### Work to do:
Please list all lines of the material below in which the string "Transport" occurs.

(Stored items from a collection)
·····

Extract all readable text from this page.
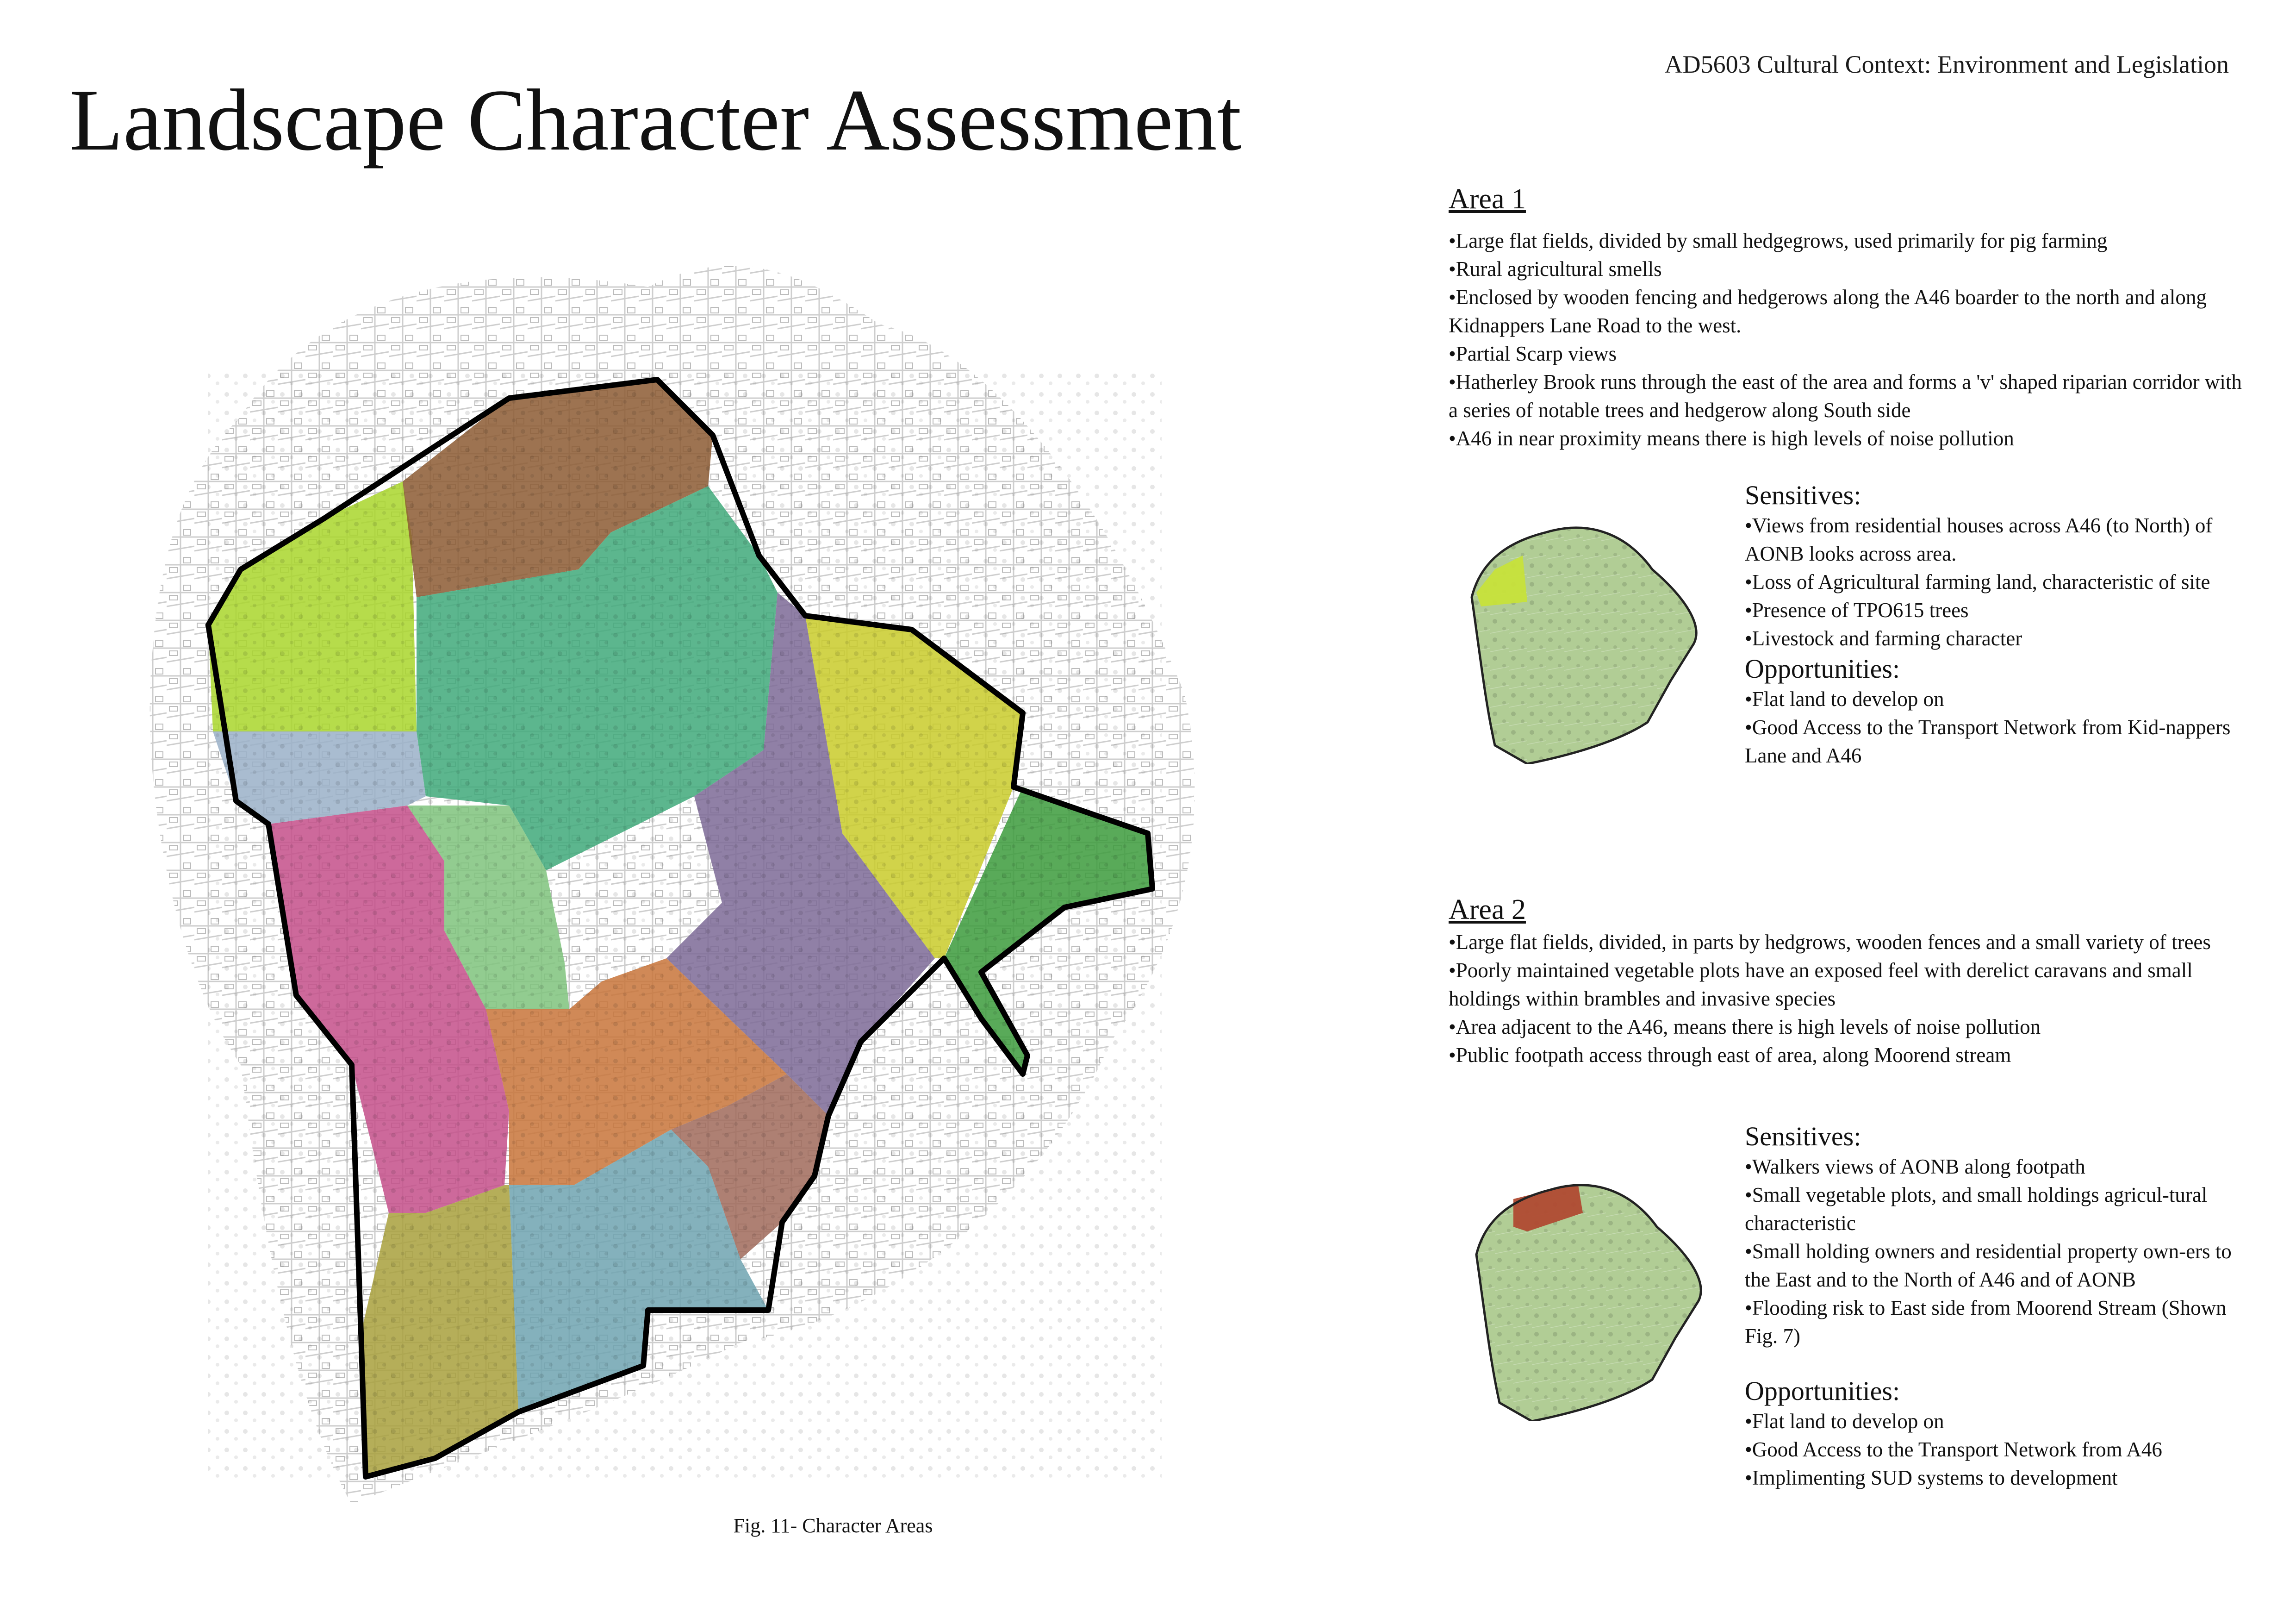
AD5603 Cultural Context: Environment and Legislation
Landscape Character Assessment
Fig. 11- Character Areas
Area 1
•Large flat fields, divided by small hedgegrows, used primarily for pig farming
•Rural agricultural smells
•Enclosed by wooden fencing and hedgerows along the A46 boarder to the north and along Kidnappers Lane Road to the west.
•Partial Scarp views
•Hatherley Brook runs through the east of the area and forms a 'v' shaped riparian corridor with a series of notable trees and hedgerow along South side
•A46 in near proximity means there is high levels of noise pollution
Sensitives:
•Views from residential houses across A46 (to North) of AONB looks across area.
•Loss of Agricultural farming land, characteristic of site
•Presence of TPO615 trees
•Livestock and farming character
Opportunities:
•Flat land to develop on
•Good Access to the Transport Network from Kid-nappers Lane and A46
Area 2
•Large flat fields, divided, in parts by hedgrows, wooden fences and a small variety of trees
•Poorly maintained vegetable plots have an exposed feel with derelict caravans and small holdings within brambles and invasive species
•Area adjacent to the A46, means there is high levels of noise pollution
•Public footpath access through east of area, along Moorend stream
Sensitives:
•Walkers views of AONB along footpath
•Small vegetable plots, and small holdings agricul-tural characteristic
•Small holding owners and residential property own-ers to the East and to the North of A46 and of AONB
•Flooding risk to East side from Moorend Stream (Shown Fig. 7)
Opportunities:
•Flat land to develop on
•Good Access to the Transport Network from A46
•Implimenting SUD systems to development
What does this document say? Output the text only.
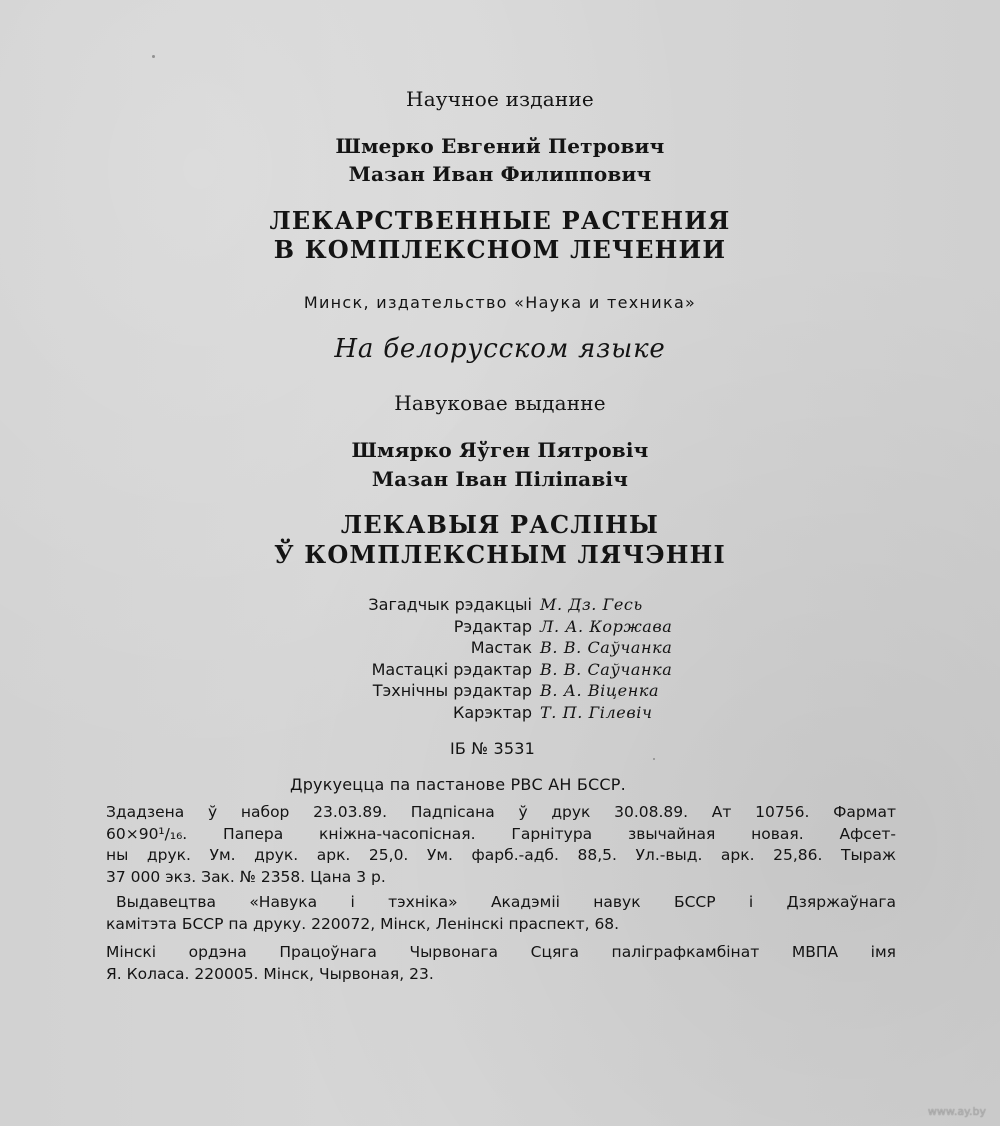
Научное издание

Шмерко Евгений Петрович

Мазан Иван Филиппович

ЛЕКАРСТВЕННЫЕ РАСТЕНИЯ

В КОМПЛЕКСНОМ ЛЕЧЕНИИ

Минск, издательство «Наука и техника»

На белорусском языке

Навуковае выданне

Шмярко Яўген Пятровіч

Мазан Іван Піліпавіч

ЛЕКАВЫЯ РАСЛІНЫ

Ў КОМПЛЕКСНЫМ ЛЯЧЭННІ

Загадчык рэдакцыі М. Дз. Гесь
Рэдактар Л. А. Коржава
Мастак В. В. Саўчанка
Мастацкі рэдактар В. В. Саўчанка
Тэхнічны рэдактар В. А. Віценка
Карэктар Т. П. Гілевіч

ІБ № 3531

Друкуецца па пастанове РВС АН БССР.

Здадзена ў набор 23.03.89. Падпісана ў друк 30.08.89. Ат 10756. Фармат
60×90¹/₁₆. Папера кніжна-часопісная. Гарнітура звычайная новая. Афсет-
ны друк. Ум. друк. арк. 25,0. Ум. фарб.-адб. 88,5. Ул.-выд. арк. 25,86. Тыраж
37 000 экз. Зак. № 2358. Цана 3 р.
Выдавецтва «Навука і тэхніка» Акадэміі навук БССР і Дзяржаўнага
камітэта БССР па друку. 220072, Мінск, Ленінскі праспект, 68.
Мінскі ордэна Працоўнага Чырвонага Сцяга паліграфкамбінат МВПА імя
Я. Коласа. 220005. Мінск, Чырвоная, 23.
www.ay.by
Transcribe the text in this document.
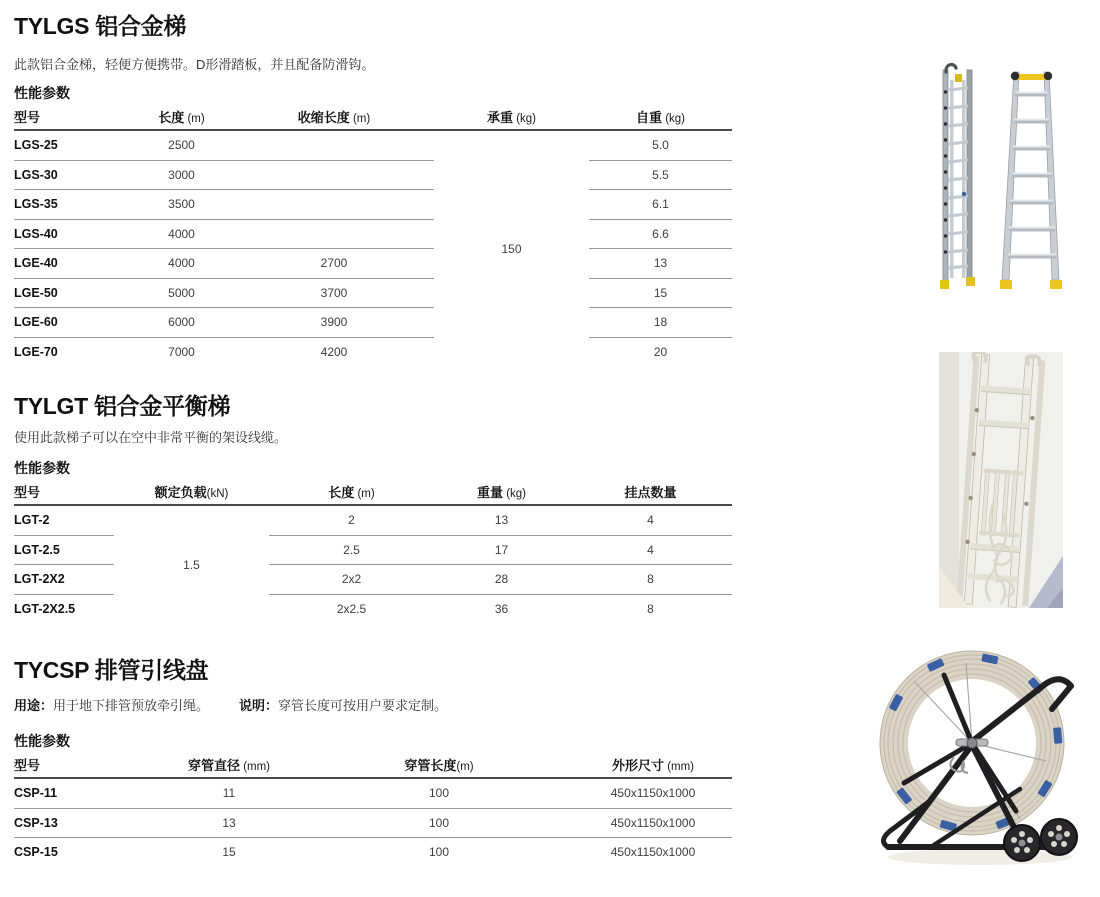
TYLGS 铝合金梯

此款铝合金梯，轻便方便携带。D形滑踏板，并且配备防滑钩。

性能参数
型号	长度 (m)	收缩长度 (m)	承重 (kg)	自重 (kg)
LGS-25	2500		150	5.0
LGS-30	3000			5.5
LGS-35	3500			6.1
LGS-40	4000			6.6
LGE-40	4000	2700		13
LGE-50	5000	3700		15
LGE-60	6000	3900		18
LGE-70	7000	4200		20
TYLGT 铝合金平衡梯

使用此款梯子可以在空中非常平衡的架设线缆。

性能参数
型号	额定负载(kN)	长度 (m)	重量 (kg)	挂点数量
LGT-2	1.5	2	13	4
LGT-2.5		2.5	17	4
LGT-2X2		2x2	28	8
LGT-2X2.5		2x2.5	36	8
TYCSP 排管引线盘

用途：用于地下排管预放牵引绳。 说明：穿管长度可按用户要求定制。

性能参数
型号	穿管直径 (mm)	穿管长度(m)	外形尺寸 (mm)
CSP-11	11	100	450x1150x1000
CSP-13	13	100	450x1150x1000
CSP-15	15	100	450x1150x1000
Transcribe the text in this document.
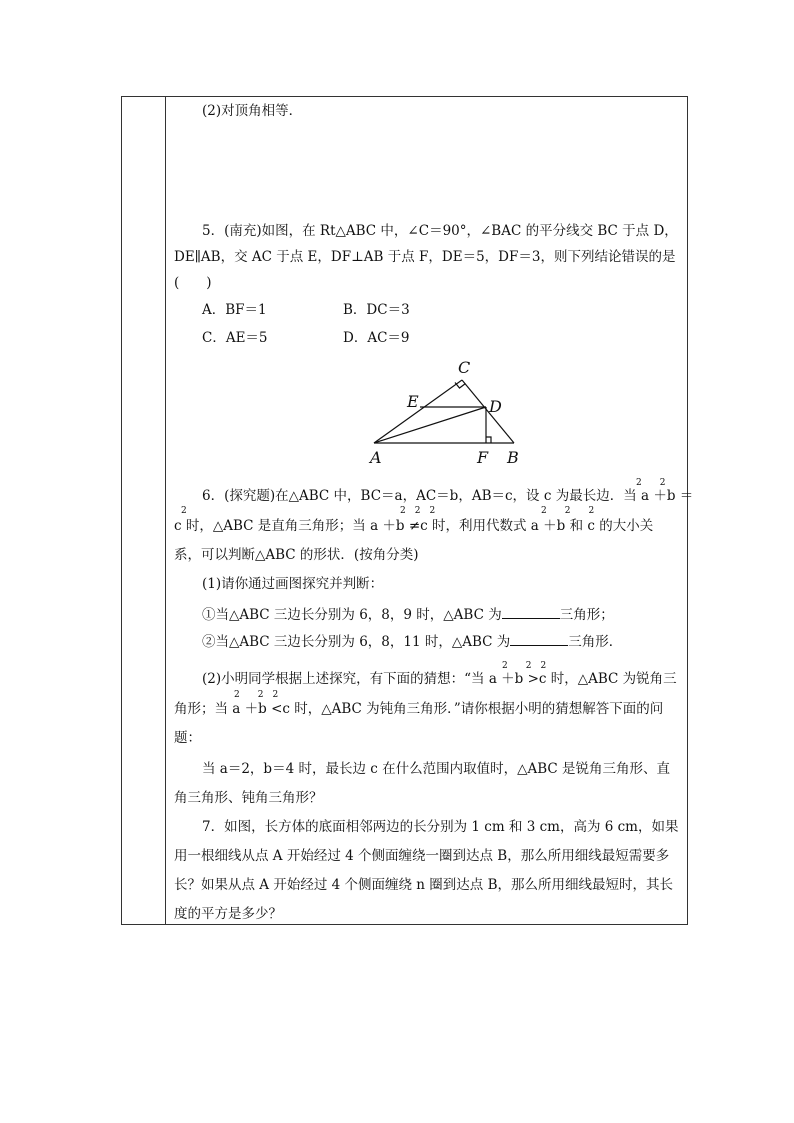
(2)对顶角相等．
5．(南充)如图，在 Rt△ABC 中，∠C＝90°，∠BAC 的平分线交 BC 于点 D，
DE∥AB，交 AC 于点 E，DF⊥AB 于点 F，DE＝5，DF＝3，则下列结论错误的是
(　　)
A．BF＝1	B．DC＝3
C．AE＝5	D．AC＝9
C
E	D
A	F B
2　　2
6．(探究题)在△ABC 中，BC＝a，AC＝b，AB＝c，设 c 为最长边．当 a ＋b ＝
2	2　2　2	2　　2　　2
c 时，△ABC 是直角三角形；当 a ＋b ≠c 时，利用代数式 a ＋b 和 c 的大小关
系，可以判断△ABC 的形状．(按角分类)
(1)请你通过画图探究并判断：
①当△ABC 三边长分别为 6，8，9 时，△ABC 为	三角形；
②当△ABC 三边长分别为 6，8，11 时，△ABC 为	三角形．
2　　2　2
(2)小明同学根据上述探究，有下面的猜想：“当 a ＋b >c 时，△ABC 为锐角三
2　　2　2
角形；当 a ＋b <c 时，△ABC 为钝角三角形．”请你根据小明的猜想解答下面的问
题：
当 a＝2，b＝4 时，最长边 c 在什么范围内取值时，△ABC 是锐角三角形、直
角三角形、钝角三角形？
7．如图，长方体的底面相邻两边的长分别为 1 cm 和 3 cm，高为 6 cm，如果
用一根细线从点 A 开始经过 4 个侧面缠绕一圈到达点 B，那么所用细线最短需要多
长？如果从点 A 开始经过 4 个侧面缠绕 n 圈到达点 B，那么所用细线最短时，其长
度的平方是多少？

·····

### Response to the exercise:
•Good Access to the Transport Network from Kid-nappers Lane and A46
•Good Access to the Transport Network from A46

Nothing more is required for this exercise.